» **Brief**:
Reproduce each line of the material precisely.

Records
***
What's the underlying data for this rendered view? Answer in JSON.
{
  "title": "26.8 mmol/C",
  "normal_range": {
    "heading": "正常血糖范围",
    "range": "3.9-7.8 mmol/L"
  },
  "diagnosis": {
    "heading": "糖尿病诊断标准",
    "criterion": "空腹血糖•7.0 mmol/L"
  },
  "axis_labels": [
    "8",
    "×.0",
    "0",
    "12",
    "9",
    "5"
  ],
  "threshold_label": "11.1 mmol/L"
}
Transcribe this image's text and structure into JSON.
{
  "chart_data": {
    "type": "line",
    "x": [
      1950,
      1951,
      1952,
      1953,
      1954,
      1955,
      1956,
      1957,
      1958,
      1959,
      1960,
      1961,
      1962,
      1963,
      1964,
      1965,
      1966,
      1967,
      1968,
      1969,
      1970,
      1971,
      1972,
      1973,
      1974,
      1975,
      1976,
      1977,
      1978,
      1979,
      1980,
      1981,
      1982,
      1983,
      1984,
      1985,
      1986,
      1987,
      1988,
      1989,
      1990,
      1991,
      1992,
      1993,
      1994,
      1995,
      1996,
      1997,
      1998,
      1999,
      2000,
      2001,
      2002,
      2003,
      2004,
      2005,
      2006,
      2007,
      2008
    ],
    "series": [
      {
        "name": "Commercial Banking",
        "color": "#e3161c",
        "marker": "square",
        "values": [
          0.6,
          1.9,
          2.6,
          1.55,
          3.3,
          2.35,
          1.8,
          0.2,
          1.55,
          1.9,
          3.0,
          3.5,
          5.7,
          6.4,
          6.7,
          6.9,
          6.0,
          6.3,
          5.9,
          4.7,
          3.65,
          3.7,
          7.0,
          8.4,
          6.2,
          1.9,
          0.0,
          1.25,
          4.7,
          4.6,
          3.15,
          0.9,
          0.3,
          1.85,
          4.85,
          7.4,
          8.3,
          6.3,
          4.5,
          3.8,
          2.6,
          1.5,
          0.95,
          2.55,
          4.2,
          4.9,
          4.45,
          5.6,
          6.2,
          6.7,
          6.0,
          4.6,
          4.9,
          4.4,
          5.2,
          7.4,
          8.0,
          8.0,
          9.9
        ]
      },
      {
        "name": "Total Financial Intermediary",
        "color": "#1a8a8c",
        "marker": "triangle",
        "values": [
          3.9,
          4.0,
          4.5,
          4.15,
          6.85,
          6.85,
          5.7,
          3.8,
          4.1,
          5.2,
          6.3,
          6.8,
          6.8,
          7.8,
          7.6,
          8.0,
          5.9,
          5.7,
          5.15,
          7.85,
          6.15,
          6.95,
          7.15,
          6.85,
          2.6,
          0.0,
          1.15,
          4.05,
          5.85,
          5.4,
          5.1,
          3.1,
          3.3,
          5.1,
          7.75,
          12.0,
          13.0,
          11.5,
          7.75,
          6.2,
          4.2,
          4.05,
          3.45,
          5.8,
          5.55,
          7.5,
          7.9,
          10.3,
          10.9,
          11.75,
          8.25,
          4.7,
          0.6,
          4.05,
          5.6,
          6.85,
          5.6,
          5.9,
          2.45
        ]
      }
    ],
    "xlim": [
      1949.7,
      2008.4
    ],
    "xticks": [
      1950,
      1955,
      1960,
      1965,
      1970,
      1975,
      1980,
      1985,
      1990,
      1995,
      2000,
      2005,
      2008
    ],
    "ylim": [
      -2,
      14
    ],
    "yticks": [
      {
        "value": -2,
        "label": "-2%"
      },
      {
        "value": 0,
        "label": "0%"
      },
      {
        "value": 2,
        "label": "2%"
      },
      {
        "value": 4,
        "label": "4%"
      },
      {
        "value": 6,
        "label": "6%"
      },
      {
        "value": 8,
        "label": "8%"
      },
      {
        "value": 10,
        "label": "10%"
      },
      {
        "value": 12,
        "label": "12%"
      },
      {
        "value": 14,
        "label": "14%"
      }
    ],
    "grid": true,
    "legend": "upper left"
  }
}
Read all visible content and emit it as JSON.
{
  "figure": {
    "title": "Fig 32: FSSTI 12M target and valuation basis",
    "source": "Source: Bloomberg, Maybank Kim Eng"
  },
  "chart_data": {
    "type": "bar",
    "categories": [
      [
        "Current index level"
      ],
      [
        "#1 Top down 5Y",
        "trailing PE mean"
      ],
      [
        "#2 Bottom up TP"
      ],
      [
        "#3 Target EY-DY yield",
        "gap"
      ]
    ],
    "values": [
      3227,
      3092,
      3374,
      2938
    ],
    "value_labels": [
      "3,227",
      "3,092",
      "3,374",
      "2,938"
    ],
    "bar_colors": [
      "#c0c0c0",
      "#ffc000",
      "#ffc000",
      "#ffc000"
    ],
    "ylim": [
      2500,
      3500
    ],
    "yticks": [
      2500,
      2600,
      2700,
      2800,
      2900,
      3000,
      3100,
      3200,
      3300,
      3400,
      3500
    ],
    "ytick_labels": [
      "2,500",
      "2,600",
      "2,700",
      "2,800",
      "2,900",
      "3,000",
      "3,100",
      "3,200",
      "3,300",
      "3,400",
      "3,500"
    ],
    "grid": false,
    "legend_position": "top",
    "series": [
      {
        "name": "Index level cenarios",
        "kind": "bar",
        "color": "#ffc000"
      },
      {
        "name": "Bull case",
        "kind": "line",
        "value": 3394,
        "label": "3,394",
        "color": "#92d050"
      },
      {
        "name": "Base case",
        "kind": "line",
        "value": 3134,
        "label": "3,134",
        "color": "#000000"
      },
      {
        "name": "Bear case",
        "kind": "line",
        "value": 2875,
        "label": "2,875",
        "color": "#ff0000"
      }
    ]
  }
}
***
» **Result for this exercise**:
What's the underlying data for this rendered view? Answer in JSON.
{
  "title": "26.8 mmol/C",
  "normal_range": {
    "heading": "正常血糖范围",
    "range": "3.9-7.8 mmol/L"
  },
  "diagnosis": {
    "heading": "糖尿病诊断标准",
    "criterion": "空腹血糖•7.0 mmol/L"
  },
  "axis_labels": [
    "8",
    "×.0",
    "0",
    "12",
    "9",
    "5"
  ],
  "threshold_label": "11.1 mmol/L"
}
Transcribe this image's text and structure into JSON.
{
  "chart_data": {
    "type": "line",
    "x": [
      1950,
      1951,
      1952,
      1953,
      1954,
      1955,
      1956,
      1957,
      1958,
      1959,
      1960,
      1961,
      1962,
      1963,
      1964,
      1965,
      1966,
      1967,
      1968,
      1969,
      1970,
      1971,
      1972,
      1973,
      1974,
      1975,
      1976,
      1977,
      1978,
      1979,
      1980,
      1981,
      1982,
      1983,
      1984,
      1985,
      1986,
      1987,
      1988,
      1989,
      1990,
      1991,
      1992,
      1993,
      1994,
      1995,
      1996,
      1997,
      1998,
      1999,
      2000,
      2001,
      2002,
      2003,
      2004,
      2005,
      2006,
      2007,
      2008
    ],
    "series": [
      {
        "name": "Commercial Banking",
        "color": "#e3161c",
        "marker": "square",
        "values": [
          0.6,
          1.9,
          2.6,
          1.55,
          3.3,
          2.35,
          1.8,
          0.2,
          1.55,
          1.9,
          3.0,
          3.5,
          5.7,
          6.4,
          6.7,
          6.9,
          6.0,
          6.3,
          5.9,
          4.7,
          3.65,
          3.7,
          7.0,
          8.4,
          6.2,
          1.9,
          0.0,
          1.25,
          4.7,
          4.6,
          3.15,
          0.9,
          0.3,
          1.85,
          4.85,
          7.4,
          8.3,
          6.3,
          4.5,
          3.8,
          2.6,
          1.5,
          0.95,
          2.55,
          4.2,
          4.9,
          4.45,
          5.6,
          6.2,
          6.7,
          6.0,
          4.6,
          4.9,
          4.4,
          5.2,
          7.4,
          8.0,
          8.0,
          9.9
        ]
      },
      {
        "name": "Total Financial Intermediary",
        "color": "#1a8a8c",
        "marker": "triangle",
        "values": [
          3.9,
          4.0,
          4.5,
          4.15,
          6.85,
          6.85,
          5.7,
          3.8,
          4.1,
          5.2,
          6.3,
          6.8,
          6.8,
          7.8,
          7.6,
          8.0,
          5.9,
          5.7,
          5.15,
          7.85,
          6.15,
          6.95,
          7.15,
          6.85,
          2.6,
          0.0,
          1.15,
          4.05,
          5.85,
          5.4,
          5.1,
          3.1,
          3.3,
          5.1,
          7.75,
          12.0,
          13.0,
          11.5,
          7.75,
          6.2,
          4.2,
          4.05,
          3.45,
          5.8,
          5.55,
          7.5,
          7.9,
          10.3,
          10.9,
          11.75,
          8.25,
          4.7,
          0.6,
          4.05,
          5.6,
          6.85,
          5.6,
          5.9,
          2.45
        ]
      }
    ],
    "xlim": [
      1949.7,
      2008.4
    ],
    "xticks": [
      1950,
      1955,
      1960,
      1965,
      1970,
      1975,
      1980,
      1985,
      1990,
      1995,
      2000,
      2005,
      2008
    ],
    "ylim": [
      -2,
      14
    ],
    "yticks": [
      {
        "value": -2,
        "label": "-2%"
      },
      {
        "value": 0,
        "label": "0%"
      },
      {
        "value": 2,
        "label": "2%"
      },
      {
        "value": 4,
        "label": "4%"
      },
      {
        "value": 6,
        "label": "6%"
      },
      {
        "value": 8,
        "label": "8%"
      },
      {
        "value": 10,
        "label": "10%"
      },
      {
        "value": 12,
        "label": "12%"
      },
      {
        "value": 14,
        "label": "14%"
      }
    ],
    "grid": true,
    "legend": "upper left"
  }
}
Read all visible content and emit it as JSON.
{
  "figure": {
    "title": "Fig 32: FSSTI 12M target and valuation basis",
    "source": "Source: Bloomberg, Maybank Kim Eng"
  },
  "chart_data": {
    "type": "bar",
    "categories": [
      [
        "Current index level"
      ],
      [
        "#1 Top down 5Y",
        "trailing PE mean"
      ],
      [
        "#2 Bottom up TP"
      ],
      [
        "#3 Target EY-DY yield",
        "gap"
      ]
    ],
    "values": [
      3227,
      3092,
      3374,
      2938
    ],
    "value_labels": [
      "3,227",
      "3,092",
      "3,374",
      "2,938"
    ],
    "bar_colors": [
      "#c0c0c0",
      "#ffc000",
      "#ffc000",
      "#ffc000"
    ],
    "ylim": [
      2500,
      3500
    ],
    "yticks": [
      2500,
      2600,
      2700,
      2800,
      2900,
      3000,
      3100,
      3200,
      3300,
      3400,
      3500
    ],
    "ytick_labels": [
      "2,500",
      "2,600",
      "2,700",
      "2,800",
      "2,900",
      "3,000",
      "3,100",
      "3,200",
      "3,300",
      "3,400",
      "3,500"
    ],
    "grid": false,
    "legend_position": "top",
    "series": [
      {
        "name": "Index level cenarios",
        "kind": "bar",
        "color": "#ffc000"
      },
      {
        "name": "Bull case",
        "kind": "line",
        "value": 3394,
        "label": "3,394",
        "color": "#92d050"
      },
      {
        "name": "Base case",
        "kind": "line",
        "value": 3134,
        "label": "3,134",
        "color": "#000000"
      },
      {
        "name": "Bear case",
        "kind": "line",
        "value": 2875,
        "label": "2,875",
        "color": "#ff0000"
      }
    ]
  }
}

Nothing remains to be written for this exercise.